───── Data extract ─────

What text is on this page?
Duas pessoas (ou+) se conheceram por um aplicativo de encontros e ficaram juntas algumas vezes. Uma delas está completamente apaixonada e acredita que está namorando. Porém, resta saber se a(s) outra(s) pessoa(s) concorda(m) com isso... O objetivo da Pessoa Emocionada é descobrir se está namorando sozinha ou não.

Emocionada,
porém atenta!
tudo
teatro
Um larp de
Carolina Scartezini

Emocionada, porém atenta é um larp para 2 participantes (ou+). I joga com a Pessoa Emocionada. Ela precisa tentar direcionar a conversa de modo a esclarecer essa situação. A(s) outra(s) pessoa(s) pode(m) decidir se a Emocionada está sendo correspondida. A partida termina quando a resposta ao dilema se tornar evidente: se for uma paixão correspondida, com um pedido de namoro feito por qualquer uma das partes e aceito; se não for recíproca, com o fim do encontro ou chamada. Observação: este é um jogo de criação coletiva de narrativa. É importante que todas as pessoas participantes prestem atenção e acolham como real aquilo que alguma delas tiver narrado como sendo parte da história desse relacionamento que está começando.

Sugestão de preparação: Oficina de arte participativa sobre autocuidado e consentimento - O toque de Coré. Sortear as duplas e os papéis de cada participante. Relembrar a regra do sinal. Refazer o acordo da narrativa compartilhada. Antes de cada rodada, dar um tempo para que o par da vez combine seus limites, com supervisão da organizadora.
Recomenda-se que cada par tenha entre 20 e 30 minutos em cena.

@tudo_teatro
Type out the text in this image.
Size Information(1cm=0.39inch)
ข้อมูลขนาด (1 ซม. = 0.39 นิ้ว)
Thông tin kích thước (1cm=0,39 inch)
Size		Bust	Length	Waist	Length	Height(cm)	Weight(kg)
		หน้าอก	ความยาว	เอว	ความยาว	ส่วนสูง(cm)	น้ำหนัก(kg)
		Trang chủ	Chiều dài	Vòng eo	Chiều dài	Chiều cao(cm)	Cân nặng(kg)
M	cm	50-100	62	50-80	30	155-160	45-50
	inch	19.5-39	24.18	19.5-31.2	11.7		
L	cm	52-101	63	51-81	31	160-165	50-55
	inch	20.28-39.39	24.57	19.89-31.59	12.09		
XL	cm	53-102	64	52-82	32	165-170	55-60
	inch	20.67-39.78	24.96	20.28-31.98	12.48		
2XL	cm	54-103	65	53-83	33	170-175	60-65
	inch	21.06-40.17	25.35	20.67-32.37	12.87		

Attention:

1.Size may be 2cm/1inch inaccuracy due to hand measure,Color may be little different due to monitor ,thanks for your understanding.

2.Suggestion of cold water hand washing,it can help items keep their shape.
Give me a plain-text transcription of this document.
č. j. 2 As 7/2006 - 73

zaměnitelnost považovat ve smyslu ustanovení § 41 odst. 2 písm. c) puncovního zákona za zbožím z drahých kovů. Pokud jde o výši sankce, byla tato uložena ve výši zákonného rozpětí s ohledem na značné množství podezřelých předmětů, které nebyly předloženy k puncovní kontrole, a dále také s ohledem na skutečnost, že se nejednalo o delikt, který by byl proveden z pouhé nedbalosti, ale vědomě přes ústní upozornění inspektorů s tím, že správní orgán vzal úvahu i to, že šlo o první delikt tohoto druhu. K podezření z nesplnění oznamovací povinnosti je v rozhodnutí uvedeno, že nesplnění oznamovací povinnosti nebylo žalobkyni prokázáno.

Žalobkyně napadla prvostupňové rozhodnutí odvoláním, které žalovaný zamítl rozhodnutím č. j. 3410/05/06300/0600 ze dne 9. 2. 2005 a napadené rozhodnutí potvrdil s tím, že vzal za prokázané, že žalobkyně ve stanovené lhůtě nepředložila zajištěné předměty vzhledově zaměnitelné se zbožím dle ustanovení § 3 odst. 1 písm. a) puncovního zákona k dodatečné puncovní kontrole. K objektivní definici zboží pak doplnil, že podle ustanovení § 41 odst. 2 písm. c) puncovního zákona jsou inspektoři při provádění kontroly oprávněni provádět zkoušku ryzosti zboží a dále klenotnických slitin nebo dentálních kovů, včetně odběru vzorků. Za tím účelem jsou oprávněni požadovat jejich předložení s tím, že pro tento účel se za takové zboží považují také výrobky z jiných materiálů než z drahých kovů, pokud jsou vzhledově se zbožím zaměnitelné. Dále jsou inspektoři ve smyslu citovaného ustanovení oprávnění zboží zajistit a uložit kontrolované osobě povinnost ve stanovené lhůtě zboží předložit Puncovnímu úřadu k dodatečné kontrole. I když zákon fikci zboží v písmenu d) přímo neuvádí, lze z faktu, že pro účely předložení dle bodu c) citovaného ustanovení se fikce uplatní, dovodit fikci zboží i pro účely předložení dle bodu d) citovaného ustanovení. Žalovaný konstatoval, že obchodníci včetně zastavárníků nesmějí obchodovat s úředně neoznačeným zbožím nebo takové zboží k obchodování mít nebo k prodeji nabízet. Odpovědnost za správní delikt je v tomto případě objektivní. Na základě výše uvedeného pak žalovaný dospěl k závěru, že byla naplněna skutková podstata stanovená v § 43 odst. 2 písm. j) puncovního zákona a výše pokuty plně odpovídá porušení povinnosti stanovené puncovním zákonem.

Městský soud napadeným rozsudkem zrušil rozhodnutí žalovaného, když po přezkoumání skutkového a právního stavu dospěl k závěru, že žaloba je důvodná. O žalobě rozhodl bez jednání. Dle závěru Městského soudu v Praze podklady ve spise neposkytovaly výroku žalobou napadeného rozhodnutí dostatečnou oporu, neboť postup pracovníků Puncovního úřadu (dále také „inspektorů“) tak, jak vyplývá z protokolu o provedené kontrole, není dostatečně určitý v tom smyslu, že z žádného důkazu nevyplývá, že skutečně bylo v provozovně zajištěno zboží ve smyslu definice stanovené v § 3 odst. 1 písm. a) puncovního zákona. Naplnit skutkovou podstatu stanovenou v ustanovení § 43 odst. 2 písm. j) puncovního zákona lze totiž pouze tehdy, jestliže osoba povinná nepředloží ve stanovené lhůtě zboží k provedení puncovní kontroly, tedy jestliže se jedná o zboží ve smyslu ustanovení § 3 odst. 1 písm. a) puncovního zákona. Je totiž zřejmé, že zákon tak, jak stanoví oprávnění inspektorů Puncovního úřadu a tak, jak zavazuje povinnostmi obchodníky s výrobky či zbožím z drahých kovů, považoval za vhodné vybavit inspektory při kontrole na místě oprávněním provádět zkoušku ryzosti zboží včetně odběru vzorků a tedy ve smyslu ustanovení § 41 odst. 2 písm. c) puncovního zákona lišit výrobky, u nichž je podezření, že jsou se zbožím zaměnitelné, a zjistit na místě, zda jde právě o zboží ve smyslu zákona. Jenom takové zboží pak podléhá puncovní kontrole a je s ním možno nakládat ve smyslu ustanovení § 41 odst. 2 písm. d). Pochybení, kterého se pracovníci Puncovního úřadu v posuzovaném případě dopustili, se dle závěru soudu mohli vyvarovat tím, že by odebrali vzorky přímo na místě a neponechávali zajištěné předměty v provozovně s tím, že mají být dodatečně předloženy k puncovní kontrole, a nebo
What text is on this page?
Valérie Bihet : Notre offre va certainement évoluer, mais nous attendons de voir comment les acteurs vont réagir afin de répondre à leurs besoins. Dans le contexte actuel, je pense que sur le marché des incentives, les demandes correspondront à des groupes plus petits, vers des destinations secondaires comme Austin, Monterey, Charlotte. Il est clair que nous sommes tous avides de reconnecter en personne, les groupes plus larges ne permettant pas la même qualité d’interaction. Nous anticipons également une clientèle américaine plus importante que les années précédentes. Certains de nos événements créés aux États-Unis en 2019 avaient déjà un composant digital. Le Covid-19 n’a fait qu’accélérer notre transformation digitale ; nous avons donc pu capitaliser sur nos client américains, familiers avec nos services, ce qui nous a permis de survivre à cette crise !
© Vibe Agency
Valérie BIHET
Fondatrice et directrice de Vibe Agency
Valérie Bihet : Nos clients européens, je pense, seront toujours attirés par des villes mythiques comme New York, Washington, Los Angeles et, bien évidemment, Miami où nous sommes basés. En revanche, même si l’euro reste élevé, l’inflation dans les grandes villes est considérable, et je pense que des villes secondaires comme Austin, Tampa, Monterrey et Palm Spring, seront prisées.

─────

**Task statement:** In the records above, collect each line with "cada".

**Finished task:**
Sugestão de preparação: Oficina de arte participativa sobre autocuidado e consentimento - O toque de Coré. Sortear as duplas e os papéis de cada participante. Relembrar a regra do sinal. Refazer o acordo da narrativa compartilhada. Antes de cada rodada, dar um tempo para que o par da vez combine seus limites, com supervisão da organizadora.
Recomenda-se que cada par tenha entre 20 e 30 minutos em cena.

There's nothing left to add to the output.